■ Data listing
******************************

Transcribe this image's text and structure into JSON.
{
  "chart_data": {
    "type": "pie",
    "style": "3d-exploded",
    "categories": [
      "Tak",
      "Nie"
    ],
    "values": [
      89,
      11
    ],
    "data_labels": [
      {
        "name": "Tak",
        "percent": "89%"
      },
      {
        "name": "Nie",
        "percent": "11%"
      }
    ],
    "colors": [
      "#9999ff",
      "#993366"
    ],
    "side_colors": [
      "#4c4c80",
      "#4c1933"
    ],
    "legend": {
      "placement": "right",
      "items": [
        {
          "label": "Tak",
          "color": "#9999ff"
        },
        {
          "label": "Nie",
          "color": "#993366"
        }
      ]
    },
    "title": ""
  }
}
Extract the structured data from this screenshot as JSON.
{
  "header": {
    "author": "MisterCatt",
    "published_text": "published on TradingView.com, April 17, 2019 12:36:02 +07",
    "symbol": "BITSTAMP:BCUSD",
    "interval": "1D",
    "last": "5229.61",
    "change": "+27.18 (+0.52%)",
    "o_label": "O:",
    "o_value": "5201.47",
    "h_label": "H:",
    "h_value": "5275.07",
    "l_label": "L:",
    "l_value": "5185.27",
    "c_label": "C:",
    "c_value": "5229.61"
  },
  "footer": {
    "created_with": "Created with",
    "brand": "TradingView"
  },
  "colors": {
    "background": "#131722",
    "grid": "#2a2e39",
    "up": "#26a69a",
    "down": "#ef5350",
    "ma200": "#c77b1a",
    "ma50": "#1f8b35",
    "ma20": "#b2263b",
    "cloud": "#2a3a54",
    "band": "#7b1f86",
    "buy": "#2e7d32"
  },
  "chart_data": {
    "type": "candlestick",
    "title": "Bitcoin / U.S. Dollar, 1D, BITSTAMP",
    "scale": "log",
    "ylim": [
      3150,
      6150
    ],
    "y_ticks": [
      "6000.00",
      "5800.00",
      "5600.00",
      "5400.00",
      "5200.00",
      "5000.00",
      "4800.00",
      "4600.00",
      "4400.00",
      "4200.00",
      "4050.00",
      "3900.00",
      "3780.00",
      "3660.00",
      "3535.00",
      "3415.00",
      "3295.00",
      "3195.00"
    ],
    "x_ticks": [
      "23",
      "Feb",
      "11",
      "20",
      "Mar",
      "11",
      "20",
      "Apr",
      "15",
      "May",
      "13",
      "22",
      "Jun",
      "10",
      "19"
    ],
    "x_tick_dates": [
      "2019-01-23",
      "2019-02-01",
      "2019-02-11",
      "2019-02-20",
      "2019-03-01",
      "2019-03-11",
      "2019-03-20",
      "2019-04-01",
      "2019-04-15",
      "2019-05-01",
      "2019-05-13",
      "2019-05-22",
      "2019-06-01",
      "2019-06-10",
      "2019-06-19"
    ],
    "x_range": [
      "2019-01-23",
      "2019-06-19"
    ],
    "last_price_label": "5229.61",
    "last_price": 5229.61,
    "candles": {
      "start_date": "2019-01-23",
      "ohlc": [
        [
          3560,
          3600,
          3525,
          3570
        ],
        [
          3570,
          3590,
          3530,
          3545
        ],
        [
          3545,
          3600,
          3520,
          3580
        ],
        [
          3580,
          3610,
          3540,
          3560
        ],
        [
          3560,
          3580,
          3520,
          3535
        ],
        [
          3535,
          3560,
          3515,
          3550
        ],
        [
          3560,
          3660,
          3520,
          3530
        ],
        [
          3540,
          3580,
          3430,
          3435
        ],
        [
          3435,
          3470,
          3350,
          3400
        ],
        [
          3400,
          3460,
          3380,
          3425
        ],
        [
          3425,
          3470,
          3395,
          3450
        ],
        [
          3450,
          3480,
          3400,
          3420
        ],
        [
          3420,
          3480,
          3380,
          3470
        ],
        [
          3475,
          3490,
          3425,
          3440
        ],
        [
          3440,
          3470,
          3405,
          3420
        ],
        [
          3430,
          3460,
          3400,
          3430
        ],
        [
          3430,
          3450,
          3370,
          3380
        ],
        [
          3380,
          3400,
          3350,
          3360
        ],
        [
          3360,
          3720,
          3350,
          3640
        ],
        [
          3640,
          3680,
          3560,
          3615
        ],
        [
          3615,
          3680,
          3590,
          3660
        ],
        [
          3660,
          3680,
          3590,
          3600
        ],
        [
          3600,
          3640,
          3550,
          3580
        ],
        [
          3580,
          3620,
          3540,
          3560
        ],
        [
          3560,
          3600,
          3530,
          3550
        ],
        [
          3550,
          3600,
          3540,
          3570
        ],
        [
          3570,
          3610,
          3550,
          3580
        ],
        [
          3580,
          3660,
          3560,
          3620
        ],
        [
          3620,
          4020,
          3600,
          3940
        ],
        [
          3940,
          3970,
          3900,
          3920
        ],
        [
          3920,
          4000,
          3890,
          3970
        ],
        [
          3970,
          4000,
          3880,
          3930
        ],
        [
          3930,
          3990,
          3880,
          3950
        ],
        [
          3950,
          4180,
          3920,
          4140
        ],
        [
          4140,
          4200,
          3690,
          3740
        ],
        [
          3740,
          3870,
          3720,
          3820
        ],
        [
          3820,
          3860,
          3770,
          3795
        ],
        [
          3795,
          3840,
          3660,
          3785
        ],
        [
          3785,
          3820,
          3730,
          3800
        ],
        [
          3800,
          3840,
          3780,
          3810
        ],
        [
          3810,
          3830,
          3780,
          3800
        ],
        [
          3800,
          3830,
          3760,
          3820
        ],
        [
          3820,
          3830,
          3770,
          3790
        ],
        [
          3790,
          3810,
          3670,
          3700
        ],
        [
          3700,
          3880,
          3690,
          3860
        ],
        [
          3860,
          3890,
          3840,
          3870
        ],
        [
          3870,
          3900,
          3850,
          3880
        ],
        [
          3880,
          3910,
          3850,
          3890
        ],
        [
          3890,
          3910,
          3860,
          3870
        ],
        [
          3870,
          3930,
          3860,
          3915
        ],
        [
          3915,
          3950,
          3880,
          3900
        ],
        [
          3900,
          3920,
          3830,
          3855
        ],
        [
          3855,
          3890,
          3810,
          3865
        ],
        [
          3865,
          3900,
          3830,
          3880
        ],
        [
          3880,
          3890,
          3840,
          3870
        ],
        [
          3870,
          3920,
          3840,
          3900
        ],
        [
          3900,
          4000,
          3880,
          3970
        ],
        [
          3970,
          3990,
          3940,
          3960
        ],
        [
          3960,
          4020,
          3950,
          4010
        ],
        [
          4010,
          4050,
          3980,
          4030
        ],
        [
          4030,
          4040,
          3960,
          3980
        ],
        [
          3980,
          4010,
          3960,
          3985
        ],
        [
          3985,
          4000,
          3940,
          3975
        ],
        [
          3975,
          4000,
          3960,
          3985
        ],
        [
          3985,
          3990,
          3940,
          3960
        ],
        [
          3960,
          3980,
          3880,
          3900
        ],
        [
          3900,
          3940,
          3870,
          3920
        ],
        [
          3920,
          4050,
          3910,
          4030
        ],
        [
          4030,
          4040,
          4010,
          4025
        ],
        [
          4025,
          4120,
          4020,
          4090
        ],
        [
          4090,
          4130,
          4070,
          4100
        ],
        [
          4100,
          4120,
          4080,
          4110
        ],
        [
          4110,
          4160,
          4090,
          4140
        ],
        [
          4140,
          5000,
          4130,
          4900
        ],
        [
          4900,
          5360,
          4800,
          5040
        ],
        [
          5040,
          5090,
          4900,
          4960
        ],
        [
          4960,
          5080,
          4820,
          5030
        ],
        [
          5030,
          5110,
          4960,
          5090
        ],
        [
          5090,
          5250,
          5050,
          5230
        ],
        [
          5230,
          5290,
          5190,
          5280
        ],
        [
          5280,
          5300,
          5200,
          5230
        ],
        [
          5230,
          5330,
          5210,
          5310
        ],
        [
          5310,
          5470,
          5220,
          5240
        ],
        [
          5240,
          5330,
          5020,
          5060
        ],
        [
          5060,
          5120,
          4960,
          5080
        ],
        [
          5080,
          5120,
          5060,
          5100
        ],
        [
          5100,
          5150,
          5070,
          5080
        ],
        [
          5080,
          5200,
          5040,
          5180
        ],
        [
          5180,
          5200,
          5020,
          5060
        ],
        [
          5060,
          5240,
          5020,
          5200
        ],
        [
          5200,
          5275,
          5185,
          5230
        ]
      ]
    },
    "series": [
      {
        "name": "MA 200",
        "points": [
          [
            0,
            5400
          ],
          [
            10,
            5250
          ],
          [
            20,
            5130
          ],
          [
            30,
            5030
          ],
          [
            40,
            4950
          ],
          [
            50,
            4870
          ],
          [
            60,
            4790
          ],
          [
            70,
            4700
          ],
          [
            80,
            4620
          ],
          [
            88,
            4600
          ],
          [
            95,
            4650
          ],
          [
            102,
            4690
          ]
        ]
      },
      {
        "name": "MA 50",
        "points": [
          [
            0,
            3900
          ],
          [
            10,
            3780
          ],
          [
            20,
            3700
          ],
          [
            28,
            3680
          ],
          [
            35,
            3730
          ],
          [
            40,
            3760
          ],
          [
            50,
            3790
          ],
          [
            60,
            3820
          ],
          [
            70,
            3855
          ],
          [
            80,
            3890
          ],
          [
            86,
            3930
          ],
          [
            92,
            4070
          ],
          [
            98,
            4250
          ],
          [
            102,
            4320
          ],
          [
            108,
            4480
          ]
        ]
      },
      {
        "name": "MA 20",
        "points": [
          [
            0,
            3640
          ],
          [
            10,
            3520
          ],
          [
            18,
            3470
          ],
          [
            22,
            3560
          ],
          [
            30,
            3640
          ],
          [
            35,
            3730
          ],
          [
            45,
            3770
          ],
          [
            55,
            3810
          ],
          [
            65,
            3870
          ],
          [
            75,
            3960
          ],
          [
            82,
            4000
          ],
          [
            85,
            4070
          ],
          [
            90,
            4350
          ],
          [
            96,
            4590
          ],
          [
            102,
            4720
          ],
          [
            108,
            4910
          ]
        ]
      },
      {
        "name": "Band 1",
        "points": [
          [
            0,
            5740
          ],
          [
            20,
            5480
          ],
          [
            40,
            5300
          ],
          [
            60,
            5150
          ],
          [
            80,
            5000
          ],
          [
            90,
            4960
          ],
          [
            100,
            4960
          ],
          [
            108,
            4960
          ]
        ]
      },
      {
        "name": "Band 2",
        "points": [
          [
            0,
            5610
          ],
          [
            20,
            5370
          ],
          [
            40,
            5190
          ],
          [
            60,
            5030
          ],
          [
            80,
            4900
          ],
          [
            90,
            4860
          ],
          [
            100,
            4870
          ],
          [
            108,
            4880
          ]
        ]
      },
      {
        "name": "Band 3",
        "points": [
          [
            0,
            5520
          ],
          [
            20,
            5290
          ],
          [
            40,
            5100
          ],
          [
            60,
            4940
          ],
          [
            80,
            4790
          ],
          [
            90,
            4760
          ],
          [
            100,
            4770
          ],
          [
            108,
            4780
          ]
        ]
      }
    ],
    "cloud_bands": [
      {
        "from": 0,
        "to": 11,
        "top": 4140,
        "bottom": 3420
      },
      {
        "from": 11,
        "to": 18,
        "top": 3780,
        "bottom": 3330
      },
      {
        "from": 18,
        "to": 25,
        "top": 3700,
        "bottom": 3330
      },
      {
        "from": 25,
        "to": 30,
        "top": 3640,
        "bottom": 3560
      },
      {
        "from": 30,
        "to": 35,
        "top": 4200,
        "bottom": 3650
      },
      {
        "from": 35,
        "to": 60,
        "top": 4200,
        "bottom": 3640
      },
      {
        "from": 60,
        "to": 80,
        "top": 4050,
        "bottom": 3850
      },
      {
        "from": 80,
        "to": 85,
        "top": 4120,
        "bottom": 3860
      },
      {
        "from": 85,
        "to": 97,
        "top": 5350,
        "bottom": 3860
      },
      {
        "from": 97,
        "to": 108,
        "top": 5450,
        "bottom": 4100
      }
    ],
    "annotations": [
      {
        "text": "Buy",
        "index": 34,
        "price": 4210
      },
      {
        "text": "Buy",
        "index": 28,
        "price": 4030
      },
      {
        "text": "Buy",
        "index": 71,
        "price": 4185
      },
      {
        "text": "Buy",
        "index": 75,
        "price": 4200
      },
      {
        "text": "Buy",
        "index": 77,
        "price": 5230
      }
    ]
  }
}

******************************

■ To be done
Above are records; say how many of their lines contain the word "TradingView", giving only the number.

■ Output below
2